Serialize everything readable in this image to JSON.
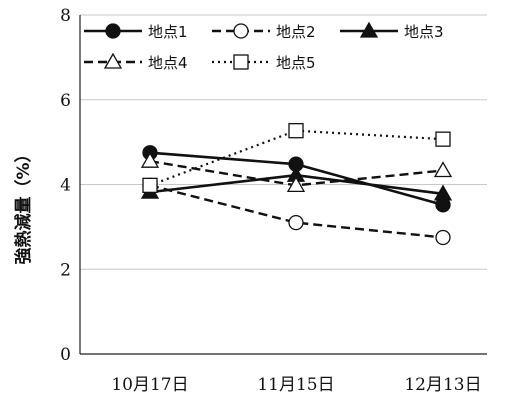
{
  "chart_data": {
    "type": "line",
    "ylabel": "強熱減量（%）",
    "xlabel": "",
    "categories": [
      "10月17日",
      "11月15日",
      "12月13日"
    ],
    "ylim": [
      0,
      8
    ],
    "yticks": [
      0,
      2,
      4,
      6,
      8
    ],
    "grid": true,
    "legend": "top",
    "series": [
      {
        "name": "地点1",
        "values": [
          4.75,
          4.48,
          3.52
        ],
        "marker": "circle-filled",
        "dash": "solid"
      },
      {
        "name": "地点2",
        "values": [
          3.98,
          3.1,
          2.75
        ],
        "marker": "circle-open",
        "dash": "dashed"
      },
      {
        "name": "地点3",
        "values": [
          3.82,
          4.22,
          3.78
        ],
        "marker": "triangle-filled",
        "dash": "solid"
      },
      {
        "name": "地点4",
        "values": [
          4.55,
          3.98,
          4.33
        ],
        "marker": "triangle-open",
        "dash": "dashed"
      },
      {
        "name": "地点5",
        "values": [
          3.98,
          5.27,
          5.07
        ],
        "marker": "square-open",
        "dash": "dotted"
      }
    ]
  }
}
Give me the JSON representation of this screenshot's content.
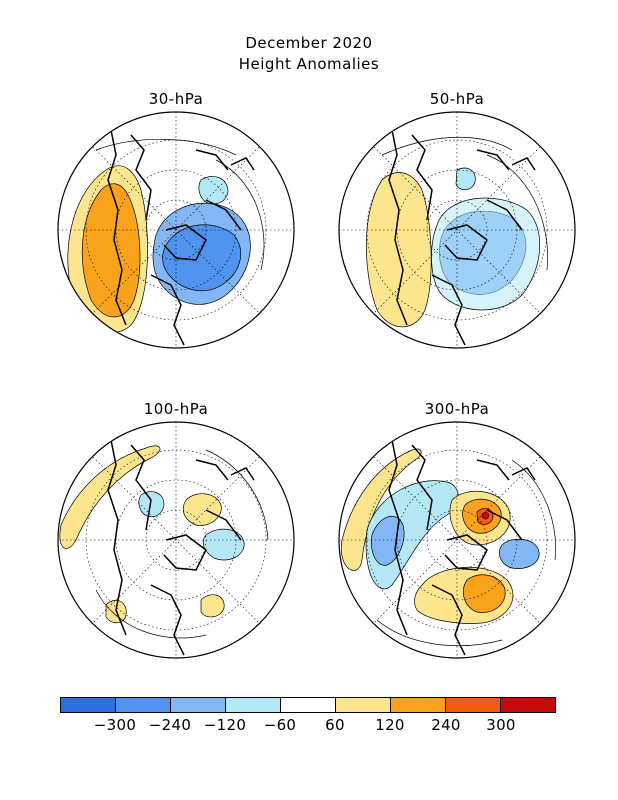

◇ ◇ ◇ ◇

What this task involves:
In the records above, collect each line with "filled".

Expected answer:
        "marker": "circle-filled",
        "marker": "triangle-filled",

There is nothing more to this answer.